■ TASK TO COMPLETE:
Count how many lines hold the word "ΦΑΚΕΛΟ" and give that number as the whole answer.

── EXTRACTED MATERIAL ──

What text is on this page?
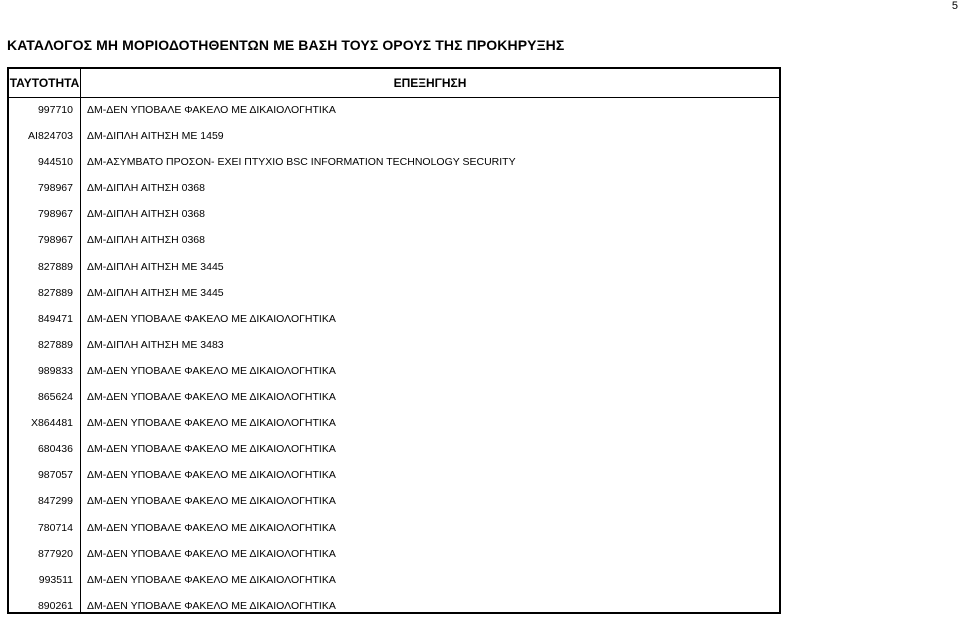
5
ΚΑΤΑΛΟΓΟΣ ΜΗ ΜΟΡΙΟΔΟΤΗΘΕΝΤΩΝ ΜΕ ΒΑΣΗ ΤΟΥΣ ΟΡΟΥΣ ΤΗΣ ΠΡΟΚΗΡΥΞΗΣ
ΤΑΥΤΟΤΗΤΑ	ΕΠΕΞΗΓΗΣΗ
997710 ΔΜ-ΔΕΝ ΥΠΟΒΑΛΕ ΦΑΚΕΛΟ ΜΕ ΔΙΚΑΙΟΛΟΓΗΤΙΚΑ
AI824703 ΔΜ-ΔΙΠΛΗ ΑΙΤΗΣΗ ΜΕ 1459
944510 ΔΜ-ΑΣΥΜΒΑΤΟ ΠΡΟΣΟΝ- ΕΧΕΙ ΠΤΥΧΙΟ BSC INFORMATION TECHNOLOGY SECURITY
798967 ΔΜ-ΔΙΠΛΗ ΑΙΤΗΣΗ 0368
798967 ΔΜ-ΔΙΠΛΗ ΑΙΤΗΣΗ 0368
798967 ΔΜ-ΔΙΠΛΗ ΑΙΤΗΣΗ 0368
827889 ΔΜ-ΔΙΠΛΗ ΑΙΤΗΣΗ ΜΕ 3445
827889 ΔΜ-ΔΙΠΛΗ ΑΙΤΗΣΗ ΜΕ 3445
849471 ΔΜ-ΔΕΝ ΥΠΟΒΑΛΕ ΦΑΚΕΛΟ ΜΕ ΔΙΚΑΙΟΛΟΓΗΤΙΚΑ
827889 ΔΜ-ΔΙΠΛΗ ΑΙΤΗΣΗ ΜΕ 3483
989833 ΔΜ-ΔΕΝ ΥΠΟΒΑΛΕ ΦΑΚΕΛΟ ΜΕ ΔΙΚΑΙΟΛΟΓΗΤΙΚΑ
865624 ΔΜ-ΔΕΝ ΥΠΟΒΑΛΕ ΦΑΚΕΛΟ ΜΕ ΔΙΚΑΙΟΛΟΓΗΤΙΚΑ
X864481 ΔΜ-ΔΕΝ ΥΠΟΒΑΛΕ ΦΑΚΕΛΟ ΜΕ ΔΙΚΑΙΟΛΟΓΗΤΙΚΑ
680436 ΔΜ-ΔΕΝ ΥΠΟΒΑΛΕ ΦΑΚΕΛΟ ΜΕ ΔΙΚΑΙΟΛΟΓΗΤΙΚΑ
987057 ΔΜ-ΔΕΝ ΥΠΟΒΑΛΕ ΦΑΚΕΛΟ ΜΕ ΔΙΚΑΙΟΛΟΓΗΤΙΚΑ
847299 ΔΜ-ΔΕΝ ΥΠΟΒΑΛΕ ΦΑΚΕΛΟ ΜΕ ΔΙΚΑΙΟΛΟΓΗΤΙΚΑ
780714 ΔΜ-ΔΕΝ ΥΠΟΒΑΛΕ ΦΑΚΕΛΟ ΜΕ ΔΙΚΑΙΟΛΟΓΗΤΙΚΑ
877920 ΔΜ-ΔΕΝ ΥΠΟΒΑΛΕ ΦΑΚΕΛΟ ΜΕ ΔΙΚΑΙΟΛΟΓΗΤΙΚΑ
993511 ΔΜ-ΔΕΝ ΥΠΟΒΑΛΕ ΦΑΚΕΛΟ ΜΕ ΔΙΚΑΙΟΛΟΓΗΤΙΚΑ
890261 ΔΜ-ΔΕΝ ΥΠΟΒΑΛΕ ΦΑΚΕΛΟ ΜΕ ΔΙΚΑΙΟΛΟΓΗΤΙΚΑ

───

■ WRITTEN ANSWER:
12